[Records from a data source]
— START —
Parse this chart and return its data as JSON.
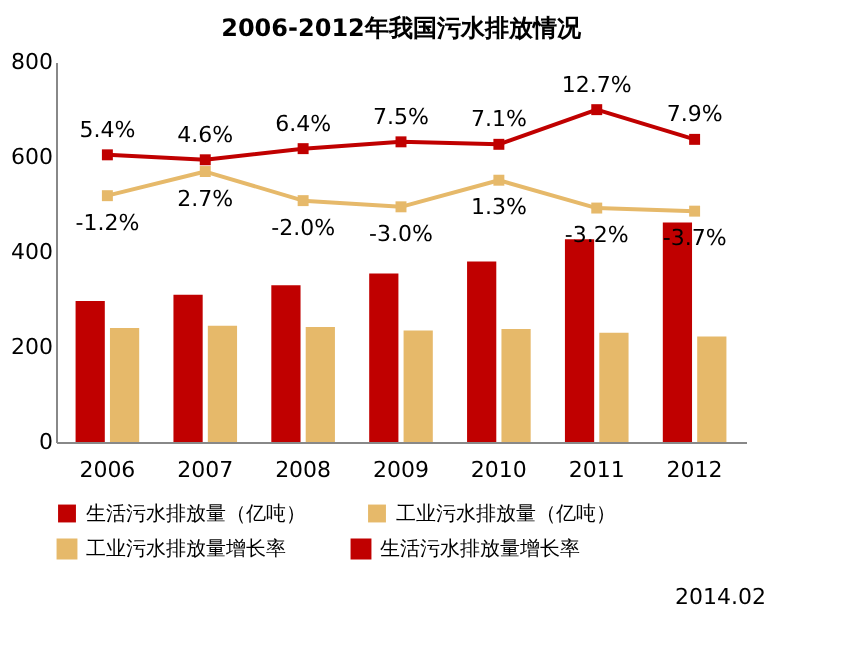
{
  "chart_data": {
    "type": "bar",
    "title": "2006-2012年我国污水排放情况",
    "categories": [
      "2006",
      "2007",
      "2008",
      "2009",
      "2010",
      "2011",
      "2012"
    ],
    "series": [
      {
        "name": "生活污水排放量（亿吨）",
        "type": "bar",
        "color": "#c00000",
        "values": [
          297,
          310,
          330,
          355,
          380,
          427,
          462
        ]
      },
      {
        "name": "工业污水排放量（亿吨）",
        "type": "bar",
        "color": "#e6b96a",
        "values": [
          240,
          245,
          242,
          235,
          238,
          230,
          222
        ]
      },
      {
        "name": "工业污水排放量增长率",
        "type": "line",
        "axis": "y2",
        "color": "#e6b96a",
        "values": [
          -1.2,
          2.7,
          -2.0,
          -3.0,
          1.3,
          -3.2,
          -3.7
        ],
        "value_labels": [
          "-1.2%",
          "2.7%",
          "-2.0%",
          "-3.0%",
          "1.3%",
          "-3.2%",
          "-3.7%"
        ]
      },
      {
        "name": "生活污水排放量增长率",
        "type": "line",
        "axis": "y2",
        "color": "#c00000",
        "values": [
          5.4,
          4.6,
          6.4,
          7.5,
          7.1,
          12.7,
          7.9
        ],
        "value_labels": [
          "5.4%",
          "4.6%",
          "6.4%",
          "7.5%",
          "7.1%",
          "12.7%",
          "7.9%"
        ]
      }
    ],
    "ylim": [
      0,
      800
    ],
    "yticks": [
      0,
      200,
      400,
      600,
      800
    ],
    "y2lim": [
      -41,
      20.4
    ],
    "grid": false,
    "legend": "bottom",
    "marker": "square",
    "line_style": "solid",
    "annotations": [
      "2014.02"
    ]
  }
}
— END —
Goal =>
Print all of the entries word for word. Omit the pictures they contain.

Right answer =>
Parse this chart and return its data as JSON.
{
  "chart_data": {
    "type": "bar",
    "title": "2006-2012年我国污水排放情况",
    "categories": [
      "2006",
      "2007",
      "2008",
      "2009",
      "2010",
      "2011",
      "2012"
    ],
    "series": [
      {
        "name": "生活污水排放量（亿吨）",
        "type": "bar",
        "color": "#c00000",
        "values": [
          297,
          310,
          330,
          355,
          380,
          427,
          462
        ]
      },
      {
        "name": "工业污水排放量（亿吨）",
        "type": "bar",
        "color": "#e6b96a",
        "values": [
          240,
          245,
          242,
          235,
          238,
          230,
          222
        ]
      },
      {
        "name": "工业污水排放量增长率",
        "type": "line",
        "axis": "y2",
        "color": "#e6b96a",
        "values": [
          -1.2,
          2.7,
          -2.0,
          -3.0,
          1.3,
          -3.2,
          -3.7
        ],
        "value_labels": [
          "-1.2%",
          "2.7%",
          "-2.0%",
          "-3.0%",
          "1.3%",
          "-3.2%",
          "-3.7%"
        ]
      },
      {
        "name": "生活污水排放量增长率",
        "type": "line",
        "axis": "y2",
        "color": "#c00000",
        "values": [
          5.4,
          4.6,
          6.4,
          7.5,
          7.1,
          12.7,
          7.9
        ],
        "value_labels": [
          "5.4%",
          "4.6%",
          "6.4%",
          "7.5%",
          "7.1%",
          "12.7%",
          "7.9%"
        ]
      }
    ],
    "ylim": [
      0,
      800
    ],
    "yticks": [
      0,
      200,
      400,
      600,
      800
    ],
    "y2lim": [
      -41,
      20.4
    ],
    "grid": false,
    "legend": "bottom",
    "marker": "square",
    "line_style": "solid",
    "annotations": [
      "2014.02"
    ]
  }
}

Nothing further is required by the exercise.